Requirement: Your job is to retype all of the data word for word, leaving every image out.

————

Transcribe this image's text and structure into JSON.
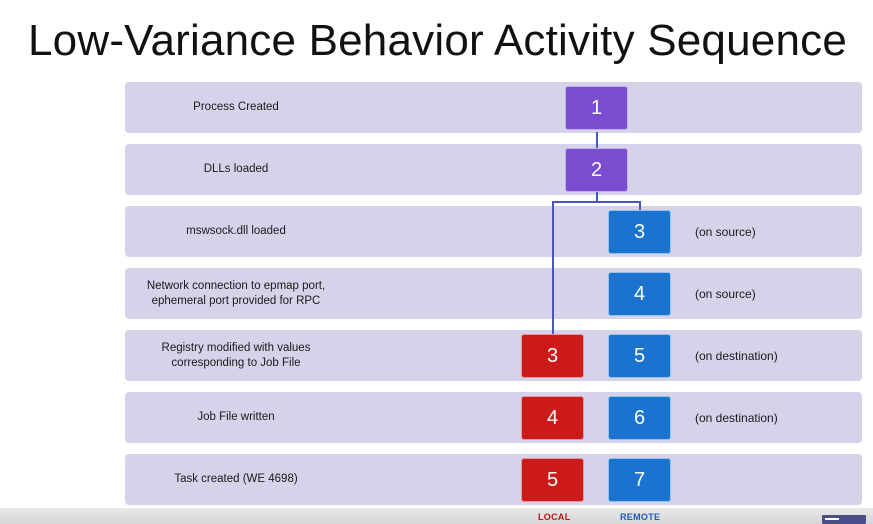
{
  "title": "Low-Variance Behavior Activity Sequence",
  "rows": [
    {
      "label": "Process Created",
      "note": "",
      "common": "1",
      "local": "",
      "remote": ""
    },
    {
      "label": "DLLs loaded",
      "note": "",
      "common": "2",
      "local": "",
      "remote": ""
    },
    {
      "label": "mswsock.dll loaded",
      "note": "(on source)",
      "common": "",
      "local": "",
      "remote": "3"
    },
    {
      "label": "Network connection to epmap port,\nephemeral port provided for RPC",
      "note": "(on source)",
      "common": "",
      "local": "",
      "remote": "4"
    },
    {
      "label": "Registry modified with values\ncorresponding to Job File",
      "note": "(on destination)",
      "common": "",
      "local": "3",
      "remote": "5"
    },
    {
      "label": "Job File written",
      "note": "(on destination)",
      "common": "",
      "local": "4",
      "remote": "6"
    },
    {
      "label": "Task created (WE 4698)",
      "note": "",
      "common": "",
      "local": "5",
      "remote": "7"
    }
  ],
  "columns": {
    "local_label": "LOCAL",
    "remote_label": "REMOTE"
  },
  "colors": {
    "common": "#7b4ccf",
    "remote": "#1a74cf",
    "local": "#cc1a1a",
    "row": "#d5d3ea"
  },
  "icons": {
    "corner": "presentation-logo-icon"
  }
}
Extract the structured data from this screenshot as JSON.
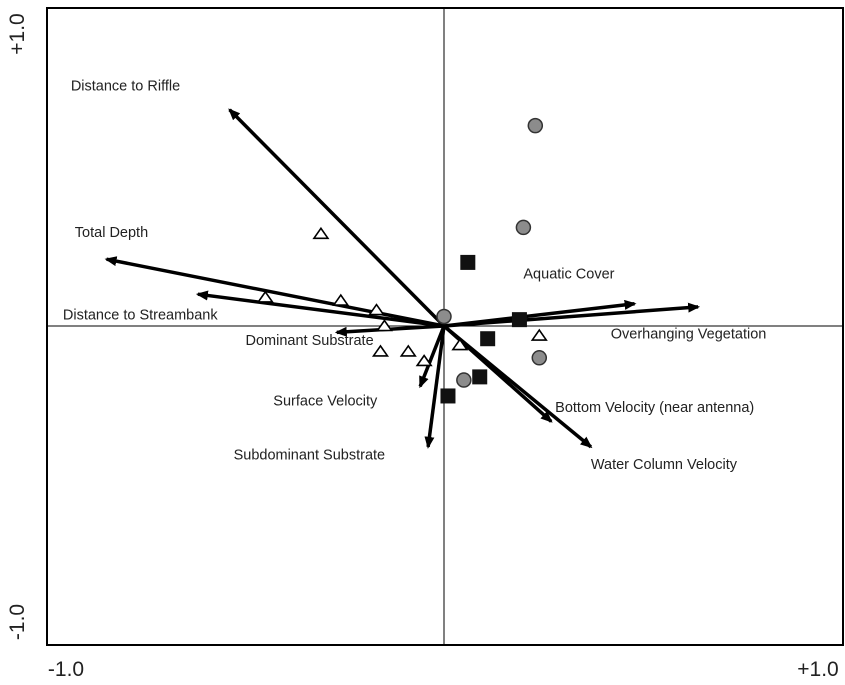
{
  "chart_data": {
    "type": "scatter",
    "title": "",
    "x_range": [
      -1.0,
      1.0
    ],
    "y_range": [
      -1.0,
      1.0
    ],
    "tick_labels": {
      "x_min": "-1.0",
      "x_max": "+1.0",
      "y_min": "-1.0",
      "y_max": "+1.0"
    },
    "grid": false,
    "zero_lines": true,
    "colors": {
      "arrows": "#000000",
      "circles_fill": "#8c8c8c",
      "squares_fill": "#111111",
      "triangles_fill": "#ffffff",
      "frame": "#000000"
    },
    "vectors": [
      {
        "label": "Distance to Riffle",
        "x": -0.54,
        "y": 0.68,
        "label_x": -0.94,
        "label_y": 0.74
      },
      {
        "label": "Total Depth",
        "x": -0.85,
        "y": 0.21,
        "label_x": -0.93,
        "label_y": 0.28
      },
      {
        "label": "Distance to Streambank",
        "x": -0.62,
        "y": 0.1,
        "label_x": -0.96,
        "label_y": 0.02
      },
      {
        "label": "Dominant Substrate",
        "x": -0.27,
        "y": -0.02,
        "label_x": -0.5,
        "label_y": -0.06
      },
      {
        "label": "Surface Velocity",
        "x": -0.06,
        "y": -0.19,
        "label_x": -0.43,
        "label_y": -0.25
      },
      {
        "label": "Subdominant Substrate",
        "x": -0.04,
        "y": -0.38,
        "label_x": -0.53,
        "label_y": -0.42
      },
      {
        "label": "Aquatic Cover",
        "x": 0.48,
        "y": 0.07,
        "label_x": 0.2,
        "label_y": 0.15
      },
      {
        "label": "Overhanging Vegetation",
        "x": 0.64,
        "y": 0.06,
        "label_x": 0.42,
        "label_y": -0.04
      },
      {
        "label": "Bottom Velocity (near antenna)",
        "x": 0.27,
        "y": -0.3,
        "label_x": 0.28,
        "label_y": -0.27
      },
      {
        "label": "Water Column Velocity",
        "x": 0.37,
        "y": -0.38,
        "label_x": 0.37,
        "label_y": -0.45
      }
    ],
    "series": [
      {
        "marker": "circle",
        "points": [
          {
            "x": 0.23,
            "y": 0.63
          },
          {
            "x": 0.2,
            "y": 0.31
          },
          {
            "x": 0.0,
            "y": 0.03
          },
          {
            "x": 0.24,
            "y": -0.1
          },
          {
            "x": 0.05,
            "y": -0.17
          }
        ]
      },
      {
        "marker": "square",
        "points": [
          {
            "x": 0.06,
            "y": 0.2
          },
          {
            "x": 0.19,
            "y": 0.02
          },
          {
            "x": 0.11,
            "y": -0.04
          },
          {
            "x": 0.09,
            "y": -0.16
          },
          {
            "x": 0.01,
            "y": -0.22
          }
        ]
      },
      {
        "marker": "triangle",
        "points": [
          {
            "x": -0.31,
            "y": 0.29
          },
          {
            "x": -0.45,
            "y": 0.09
          },
          {
            "x": -0.26,
            "y": 0.08
          },
          {
            "x": -0.17,
            "y": 0.05
          },
          {
            "x": -0.15,
            "y": 0.0
          },
          {
            "x": -0.16,
            "y": -0.08
          },
          {
            "x": -0.09,
            "y": -0.08
          },
          {
            "x": -0.05,
            "y": -0.11
          },
          {
            "x": 0.04,
            "y": -0.06
          },
          {
            "x": 0.24,
            "y": -0.03
          }
        ]
      }
    ]
  }
}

————

Solved problem:
Transcribe this image's text and structure into JSON.
{
  "title": "Low-Variance Behavior Activity Sequence",
  "rows": [
    {
      "label": "Process Created",
      "note": "",
      "common": "1",
      "local": "",
      "remote": ""
    },
    {
      "label": "DLLs loaded",
      "note": "",
      "common": "2",
      "local": "",
      "remote": ""
    },
    {
      "label": "mswsock.dll loaded",
      "note": "(on source)",
      "common": "",
      "local": "",
      "remote": "3"
    },
    {
      "label": "Network connection to epmap port,\nephemeral port provided for RPC",
      "note": "(on source)",
      "common": "",
      "local": "",
      "remote": "4"
    },
    {
      "label": "Registry modified with values\ncorresponding to Job File",
      "note": "(on destination)",
      "common": "",
      "local": "3",
      "remote": "5"
    },
    {
      "label": "Job File written",
      "note": "(on destination)",
      "common": "",
      "local": "4",
      "remote": "6"
    },
    {
      "label": "Task created (WE 4698)",
      "note": "",
      "common": "",
      "local": "5",
      "remote": "7"
    }
  ],
  "columns": {
    "local_label": "LOCAL",
    "remote_label": "REMOTE"
  },
  "colors": {
    "common": "#7b4ccf",
    "remote": "#1a74cf",
    "local": "#cc1a1a",
    "row": "#d5d3ea"
  },
  "icons": {
    "corner": "presentation-logo-icon"
  }
}
Extract the structured data from this screenshot as JSON.
{
  "chart_data": {
    "type": "scatter",
    "title": "",
    "x_range": [
      -1.0,
      1.0
    ],
    "y_range": [
      -1.0,
      1.0
    ],
    "tick_labels": {
      "x_min": "-1.0",
      "x_max": "+1.0",
      "y_min": "-1.0",
      "y_max": "+1.0"
    },
    "grid": false,
    "zero_lines": true,
    "colors": {
      "arrows": "#000000",
      "circles_fill": "#8c8c8c",
      "squares_fill": "#111111",
      "triangles_fill": "#ffffff",
      "frame": "#000000"
    },
    "vectors": [
      {
        "label": "Distance to Riffle",
        "x": -0.54,
        "y": 0.68,
        "label_x": -0.94,
        "label_y": 0.74
      },
      {
        "label": "Total Depth",
        "x": -0.85,
        "y": 0.21,
        "label_x": -0.93,
        "label_y": 0.28
      },
      {
        "label": "Distance to Streambank",
        "x": -0.62,
        "y": 0.1,
        "label_x": -0.96,
        "label_y": 0.02
      },
      {
        "label": "Dominant Substrate",
        "x": -0.27,
        "y": -0.02,
        "label_x": -0.5,
        "label_y": -0.06
      },
      {
        "label": "Surface Velocity",
        "x": -0.06,
        "y": -0.19,
        "label_x": -0.43,
        "label_y": -0.25
      },
      {
        "label": "Subdominant Substrate",
        "x": -0.04,
        "y": -0.38,
        "label_x": -0.53,
        "label_y": -0.42
      },
      {
        "label": "Aquatic Cover",
        "x": 0.48,
        "y": 0.07,
        "label_x": 0.2,
        "label_y": 0.15
      },
      {
        "label": "Overhanging Vegetation",
        "x": 0.64,
        "y": 0.06,
        "label_x": 0.42,
        "label_y": -0.04
      },
      {
        "label": "Bottom Velocity (near antenna)",
        "x": 0.27,
        "y": -0.3,
        "label_x": 0.28,
        "label_y": -0.27
      },
      {
        "label": "Water Column Velocity",
        "x": 0.37,
        "y": -0.38,
        "label_x": 0.37,
        "label_y": -0.45
      }
    ],
    "series": [
      {
        "marker": "circle",
        "points": [
          {
            "x": 0.23,
            "y": 0.63
          },
          {
            "x": 0.2,
            "y": 0.31
          },
          {
            "x": 0.0,
            "y": 0.03
          },
          {
            "x": 0.24,
            "y": -0.1
          },
          {
            "x": 0.05,
            "y": -0.17
          }
        ]
      },
      {
        "marker": "square",
        "points": [
          {
            "x": 0.06,
            "y": 0.2
          },
          {
            "x": 0.19,
            "y": 0.02
          },
          {
            "x": 0.11,
            "y": -0.04
          },
          {
            "x": 0.09,
            "y": -0.16
          },
          {
            "x": 0.01,
            "y": -0.22
          }
        ]
      },
      {
        "marker": "triangle",
        "points": [
          {
            "x": -0.31,
            "y": 0.29
          },
          {
            "x": -0.45,
            "y": 0.09
          },
          {
            "x": -0.26,
            "y": 0.08
          },
          {
            "x": -0.17,
            "y": 0.05
          },
          {
            "x": -0.15,
            "y": 0.0
          },
          {
            "x": -0.16,
            "y": -0.08
          },
          {
            "x": -0.09,
            "y": -0.08
          },
          {
            "x": -0.05,
            "y": -0.11
          },
          {
            "x": 0.04,
            "y": -0.06
          },
          {
            "x": 0.24,
            "y": -0.03
          }
        ]
      }
    ]
  }
}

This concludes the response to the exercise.